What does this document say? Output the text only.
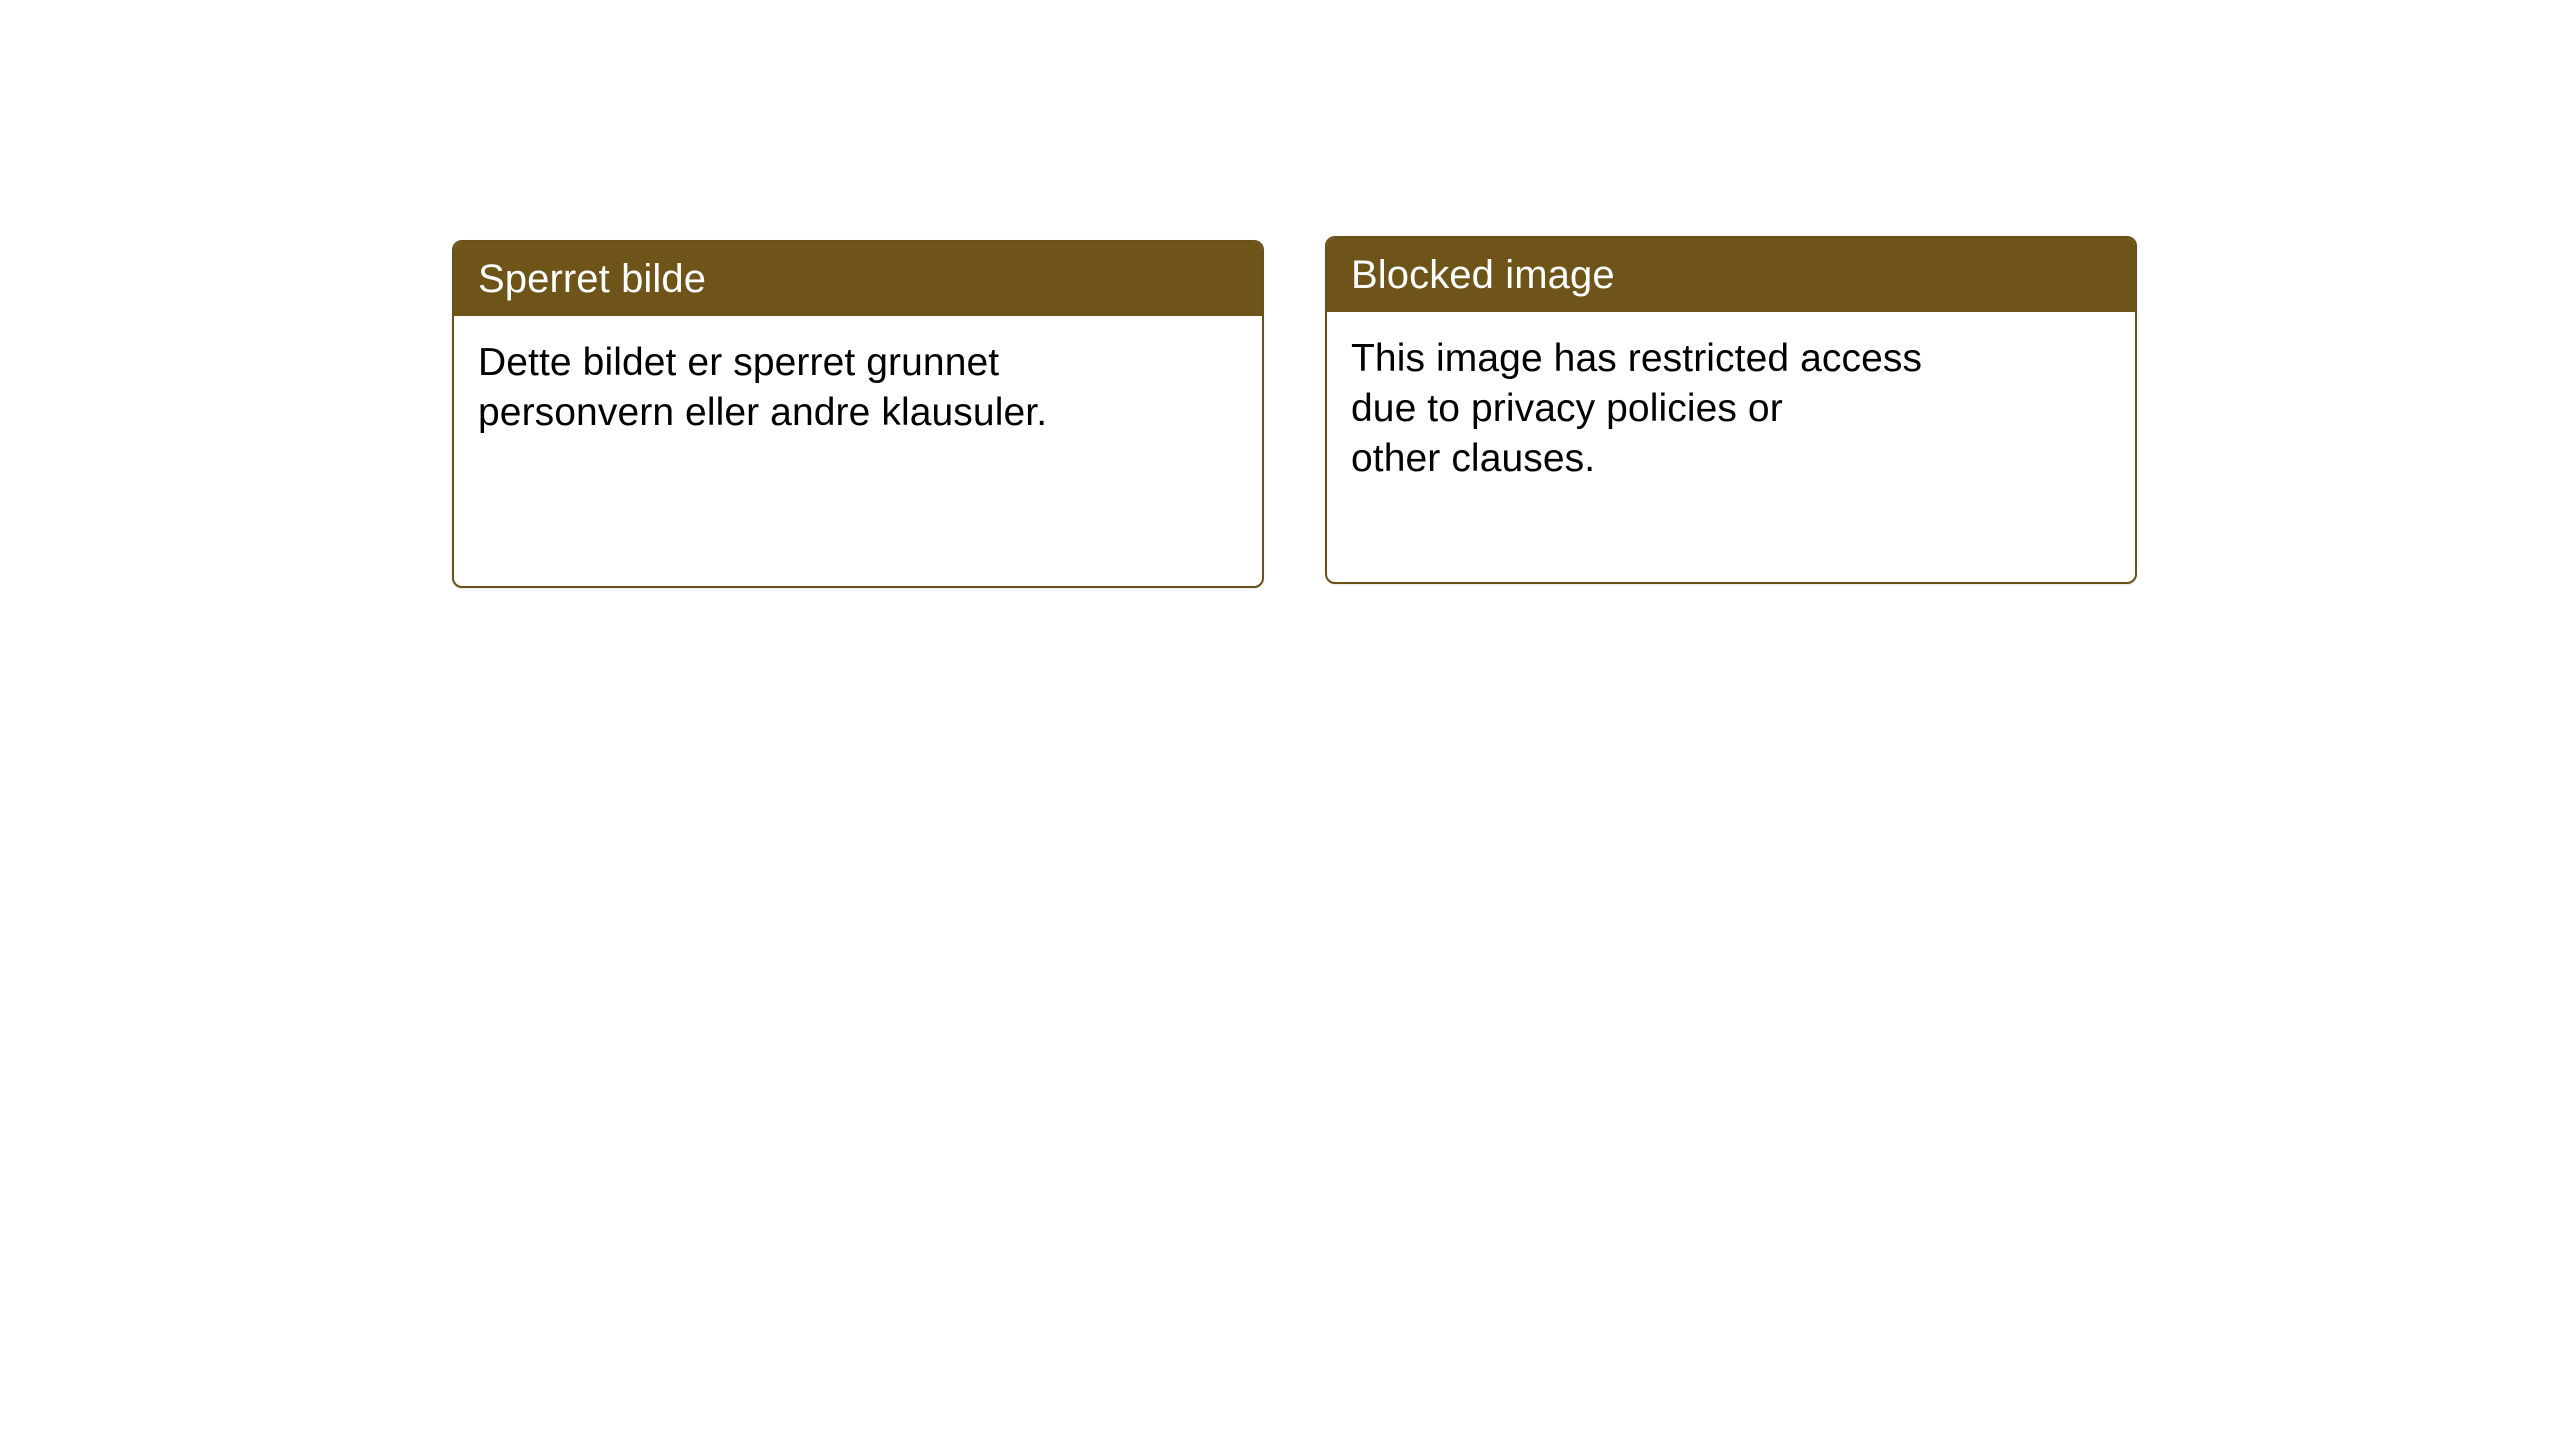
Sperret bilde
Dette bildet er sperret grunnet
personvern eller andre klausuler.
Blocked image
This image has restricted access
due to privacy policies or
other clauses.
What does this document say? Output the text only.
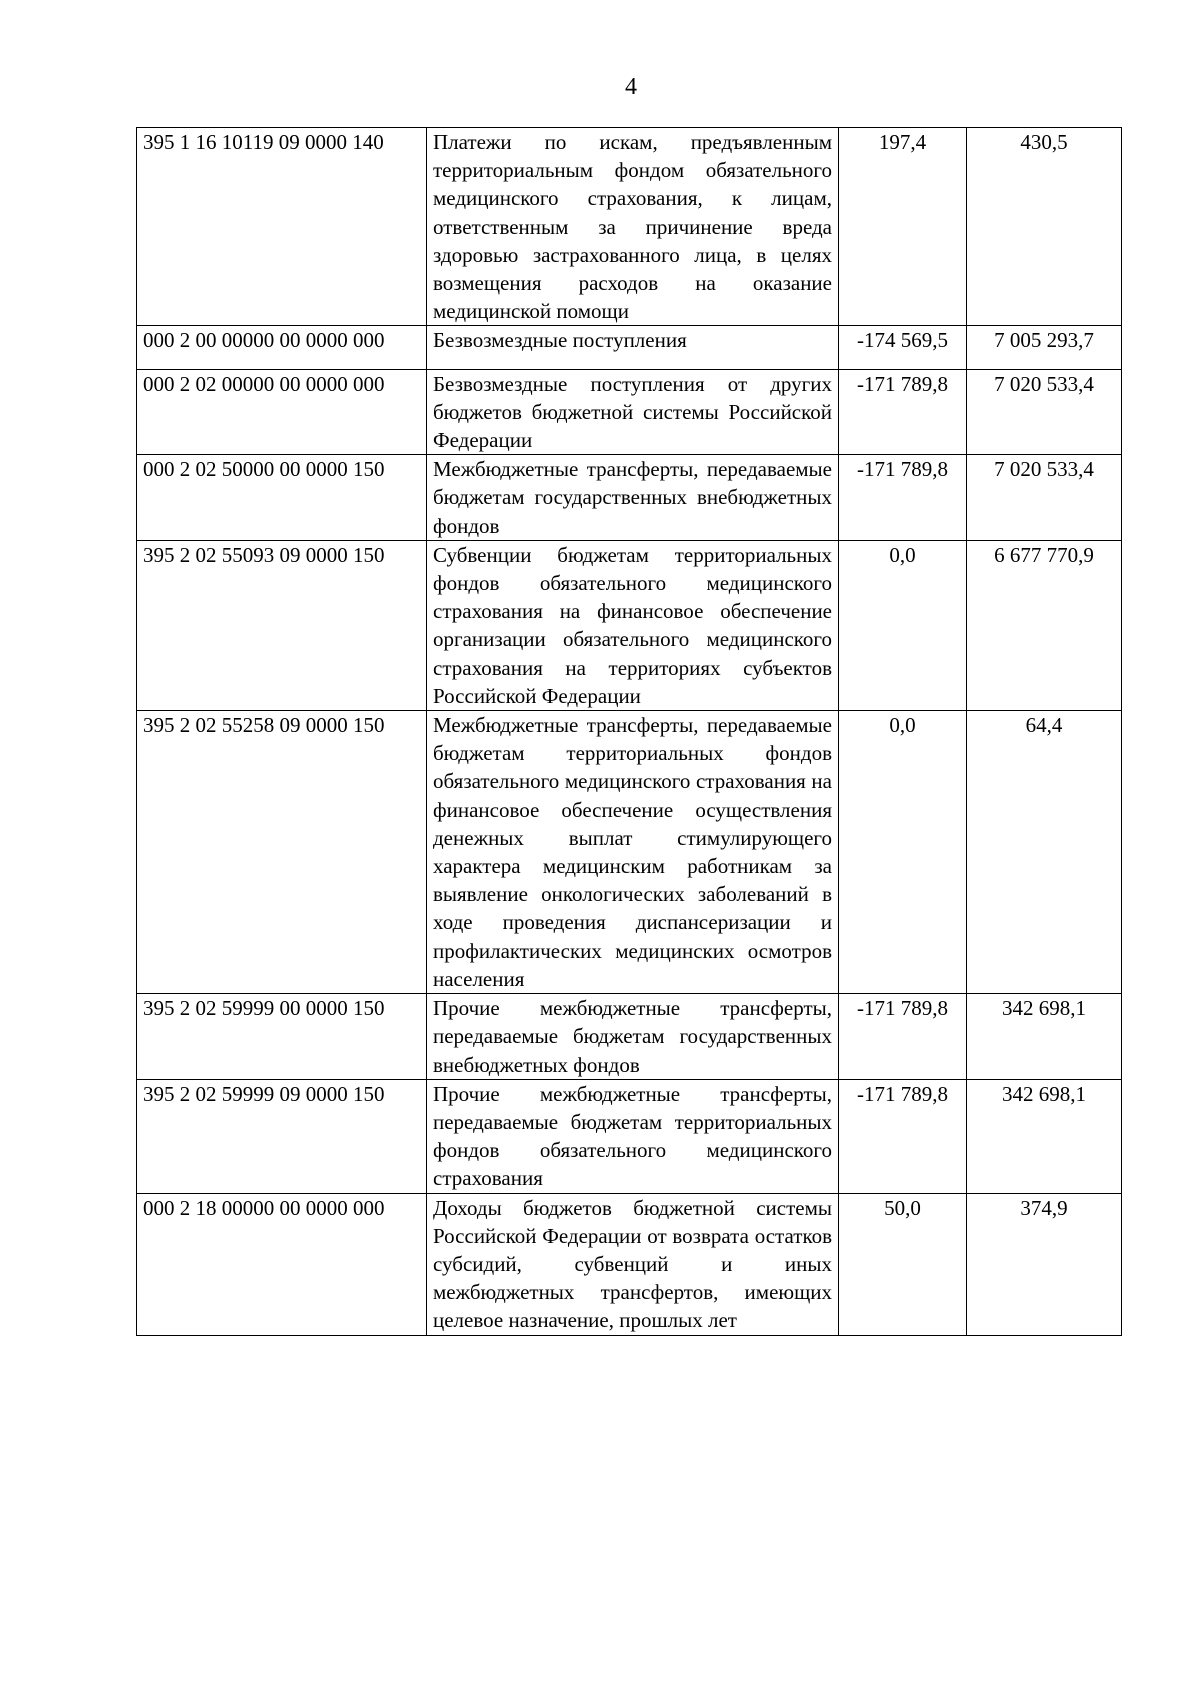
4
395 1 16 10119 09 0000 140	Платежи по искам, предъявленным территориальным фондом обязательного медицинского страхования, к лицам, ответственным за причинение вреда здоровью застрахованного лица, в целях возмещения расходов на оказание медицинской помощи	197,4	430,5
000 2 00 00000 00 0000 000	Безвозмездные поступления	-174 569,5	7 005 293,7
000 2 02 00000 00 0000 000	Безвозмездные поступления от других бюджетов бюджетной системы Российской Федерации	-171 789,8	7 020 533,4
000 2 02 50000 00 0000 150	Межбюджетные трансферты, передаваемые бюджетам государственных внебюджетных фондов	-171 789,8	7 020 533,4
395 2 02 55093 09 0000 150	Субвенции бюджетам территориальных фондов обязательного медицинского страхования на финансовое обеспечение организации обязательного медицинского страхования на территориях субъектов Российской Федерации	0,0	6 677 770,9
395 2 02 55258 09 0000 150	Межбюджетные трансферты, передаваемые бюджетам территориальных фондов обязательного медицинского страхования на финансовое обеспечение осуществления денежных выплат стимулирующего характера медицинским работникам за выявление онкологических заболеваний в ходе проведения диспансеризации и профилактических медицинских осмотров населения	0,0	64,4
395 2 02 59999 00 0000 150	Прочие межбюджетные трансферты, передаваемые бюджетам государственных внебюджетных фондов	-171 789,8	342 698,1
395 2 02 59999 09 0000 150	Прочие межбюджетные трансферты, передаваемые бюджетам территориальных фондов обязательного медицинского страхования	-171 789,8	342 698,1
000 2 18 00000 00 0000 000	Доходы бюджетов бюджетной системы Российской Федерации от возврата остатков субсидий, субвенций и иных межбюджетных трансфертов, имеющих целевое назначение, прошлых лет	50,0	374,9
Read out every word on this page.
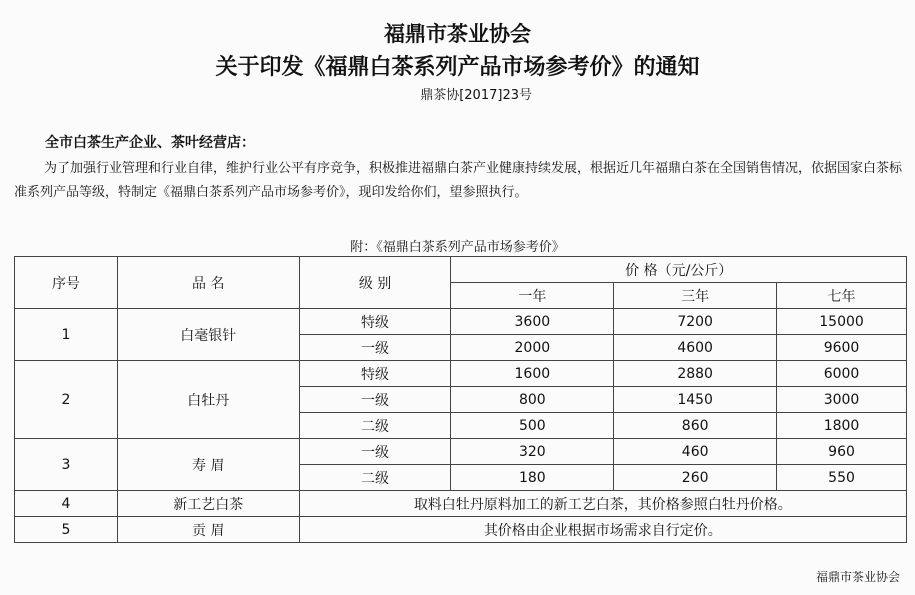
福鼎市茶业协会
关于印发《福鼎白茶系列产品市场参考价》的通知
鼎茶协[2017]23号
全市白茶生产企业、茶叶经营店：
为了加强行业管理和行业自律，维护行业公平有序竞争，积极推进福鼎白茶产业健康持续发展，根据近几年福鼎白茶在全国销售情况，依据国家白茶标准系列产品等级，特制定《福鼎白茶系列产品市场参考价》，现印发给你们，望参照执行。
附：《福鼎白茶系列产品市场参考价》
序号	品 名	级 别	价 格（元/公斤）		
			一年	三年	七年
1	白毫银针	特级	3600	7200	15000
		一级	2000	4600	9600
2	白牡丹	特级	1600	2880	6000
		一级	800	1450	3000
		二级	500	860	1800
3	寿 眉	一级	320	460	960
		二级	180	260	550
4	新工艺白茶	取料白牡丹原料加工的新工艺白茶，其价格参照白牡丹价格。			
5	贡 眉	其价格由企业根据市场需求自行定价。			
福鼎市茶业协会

++++++++

**AIM**
Identify and copy lines that hold the string "системы".

**SOLUTION TO THE EXERCISE**
000 2 02 00000 00 0000 000	Безвозмездные поступления от других бюджетов бюджетной системы Российской Федерации	-171 789,8	7 020 533,4
000 2 18 00000 00 0000 000	Доходы бюджетов бюджетной системы Российской Федерации от возврата остатков субсидий, субвенций и иных межбюджетных трансфертов, имеющих целевое назначение, прошлых лет	50,0	374,9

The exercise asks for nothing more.